Written exercise – Read the data and repeat it in full, exactly.
[START OF Information given]
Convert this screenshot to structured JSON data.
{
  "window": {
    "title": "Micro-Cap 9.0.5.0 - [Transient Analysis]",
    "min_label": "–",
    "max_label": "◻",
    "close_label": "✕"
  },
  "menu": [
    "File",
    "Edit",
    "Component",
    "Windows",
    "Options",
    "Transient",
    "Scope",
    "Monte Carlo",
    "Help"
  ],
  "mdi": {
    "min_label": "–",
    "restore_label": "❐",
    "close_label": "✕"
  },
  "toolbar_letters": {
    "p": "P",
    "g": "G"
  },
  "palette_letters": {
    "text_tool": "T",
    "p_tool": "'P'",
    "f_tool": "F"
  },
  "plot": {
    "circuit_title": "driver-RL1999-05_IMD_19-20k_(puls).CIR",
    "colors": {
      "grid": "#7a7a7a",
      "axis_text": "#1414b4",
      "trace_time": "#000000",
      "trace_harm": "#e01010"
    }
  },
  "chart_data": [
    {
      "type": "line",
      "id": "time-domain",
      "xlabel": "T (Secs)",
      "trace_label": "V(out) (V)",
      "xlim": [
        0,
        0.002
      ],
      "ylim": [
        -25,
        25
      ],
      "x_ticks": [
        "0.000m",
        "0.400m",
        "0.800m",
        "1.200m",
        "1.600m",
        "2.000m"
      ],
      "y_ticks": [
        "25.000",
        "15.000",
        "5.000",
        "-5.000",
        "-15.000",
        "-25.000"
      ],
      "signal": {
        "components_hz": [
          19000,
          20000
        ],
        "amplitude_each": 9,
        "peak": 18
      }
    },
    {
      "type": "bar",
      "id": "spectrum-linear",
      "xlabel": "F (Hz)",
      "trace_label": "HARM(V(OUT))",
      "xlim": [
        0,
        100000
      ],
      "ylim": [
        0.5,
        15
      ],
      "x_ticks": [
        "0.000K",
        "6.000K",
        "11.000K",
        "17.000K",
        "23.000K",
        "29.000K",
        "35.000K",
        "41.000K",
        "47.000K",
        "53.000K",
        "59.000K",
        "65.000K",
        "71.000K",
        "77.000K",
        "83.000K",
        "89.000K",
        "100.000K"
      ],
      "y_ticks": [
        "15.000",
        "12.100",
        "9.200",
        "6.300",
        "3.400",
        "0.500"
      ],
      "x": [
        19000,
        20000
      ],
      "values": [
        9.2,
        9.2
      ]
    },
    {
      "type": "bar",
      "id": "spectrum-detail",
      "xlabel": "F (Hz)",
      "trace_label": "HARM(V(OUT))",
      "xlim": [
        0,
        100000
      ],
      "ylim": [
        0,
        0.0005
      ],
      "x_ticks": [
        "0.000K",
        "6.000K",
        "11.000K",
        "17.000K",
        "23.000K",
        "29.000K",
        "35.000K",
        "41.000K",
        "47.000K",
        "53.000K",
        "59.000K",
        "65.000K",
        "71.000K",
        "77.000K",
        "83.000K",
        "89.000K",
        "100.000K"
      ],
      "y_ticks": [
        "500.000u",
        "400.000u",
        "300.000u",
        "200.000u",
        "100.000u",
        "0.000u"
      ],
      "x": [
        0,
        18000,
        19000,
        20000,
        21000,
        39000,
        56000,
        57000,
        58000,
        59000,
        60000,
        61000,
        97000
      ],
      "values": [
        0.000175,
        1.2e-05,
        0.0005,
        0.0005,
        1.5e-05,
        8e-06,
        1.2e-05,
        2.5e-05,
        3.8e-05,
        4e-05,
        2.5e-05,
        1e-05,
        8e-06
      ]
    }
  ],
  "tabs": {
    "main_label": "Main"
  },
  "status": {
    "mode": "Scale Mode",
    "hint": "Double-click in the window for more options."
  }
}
[END OF Information given]
Task solution –
Convert this screenshot to structured JSON data.
{
  "window": {
    "title": "Micro-Cap 9.0.5.0 - [Transient Analysis]",
    "min_label": "–",
    "max_label": "◻",
    "close_label": "✕"
  },
  "menu": [
    "File",
    "Edit",
    "Component",
    "Windows",
    "Options",
    "Transient",
    "Scope",
    "Monte Carlo",
    "Help"
  ],
  "mdi": {
    "min_label": "–",
    "restore_label": "❐",
    "close_label": "✕"
  },
  "toolbar_letters": {
    "p": "P",
    "g": "G"
  },
  "palette_letters": {
    "text_tool": "T",
    "p_tool": "'P'",
    "f_tool": "F"
  },
  "plot": {
    "circuit_title": "driver-RL1999-05_IMD_19-20k_(puls).CIR",
    "colors": {
      "grid": "#7a7a7a",
      "axis_text": "#1414b4",
      "trace_time": "#000000",
      "trace_harm": "#e01010"
    }
  },
  "chart_data": [
    {
      "type": "line",
      "id": "time-domain",
      "xlabel": "T (Secs)",
      "trace_label": "V(out) (V)",
      "xlim": [
        0,
        0.002
      ],
      "ylim": [
        -25,
        25
      ],
      "x_ticks": [
        "0.000m",
        "0.400m",
        "0.800m",
        "1.200m",
        "1.600m",
        "2.000m"
      ],
      "y_ticks": [
        "25.000",
        "15.000",
        "5.000",
        "-5.000",
        "-15.000",
        "-25.000"
      ],
      "signal": {
        "components_hz": [
          19000,
          20000
        ],
        "amplitude_each": 9,
        "peak": 18
      }
    },
    {
      "type": "bar",
      "id": "spectrum-linear",
      "xlabel": "F (Hz)",
      "trace_label": "HARM(V(OUT))",
      "xlim": [
        0,
        100000
      ],
      "ylim": [
        0.5,
        15
      ],
      "x_ticks": [
        "0.000K",
        "6.000K",
        "11.000K",
        "17.000K",
        "23.000K",
        "29.000K",
        "35.000K",
        "41.000K",
        "47.000K",
        "53.000K",
        "59.000K",
        "65.000K",
        "71.000K",
        "77.000K",
        "83.000K",
        "89.000K",
        "100.000K"
      ],
      "y_ticks": [
        "15.000",
        "12.100",
        "9.200",
        "6.300",
        "3.400",
        "0.500"
      ],
      "x": [
        19000,
        20000
      ],
      "values": [
        9.2,
        9.2
      ]
    },
    {
      "type": "bar",
      "id": "spectrum-detail",
      "xlabel": "F (Hz)",
      "trace_label": "HARM(V(OUT))",
      "xlim": [
        0,
        100000
      ],
      "ylim": [
        0,
        0.0005
      ],
      "x_ticks": [
        "0.000K",
        "6.000K",
        "11.000K",
        "17.000K",
        "23.000K",
        "29.000K",
        "35.000K",
        "41.000K",
        "47.000K",
        "53.000K",
        "59.000K",
        "65.000K",
        "71.000K",
        "77.000K",
        "83.000K",
        "89.000K",
        "100.000K"
      ],
      "y_ticks": [
        "500.000u",
        "400.000u",
        "300.000u",
        "200.000u",
        "100.000u",
        "0.000u"
      ],
      "x": [
        0,
        18000,
        19000,
        20000,
        21000,
        39000,
        56000,
        57000,
        58000,
        59000,
        60000,
        61000,
        97000
      ],
      "values": [
        0.000175,
        1.2e-05,
        0.0005,
        0.0005,
        1.5e-05,
        8e-06,
        1.2e-05,
        2.5e-05,
        3.8e-05,
        4e-05,
        2.5e-05,
        1e-05,
        8e-06
      ]
    }
  ],
  "tabs": {
    "main_label": "Main"
  },
  "status": {
    "mode": "Scale Mode",
    "hint": "Double-click in the window for more options."
  }
}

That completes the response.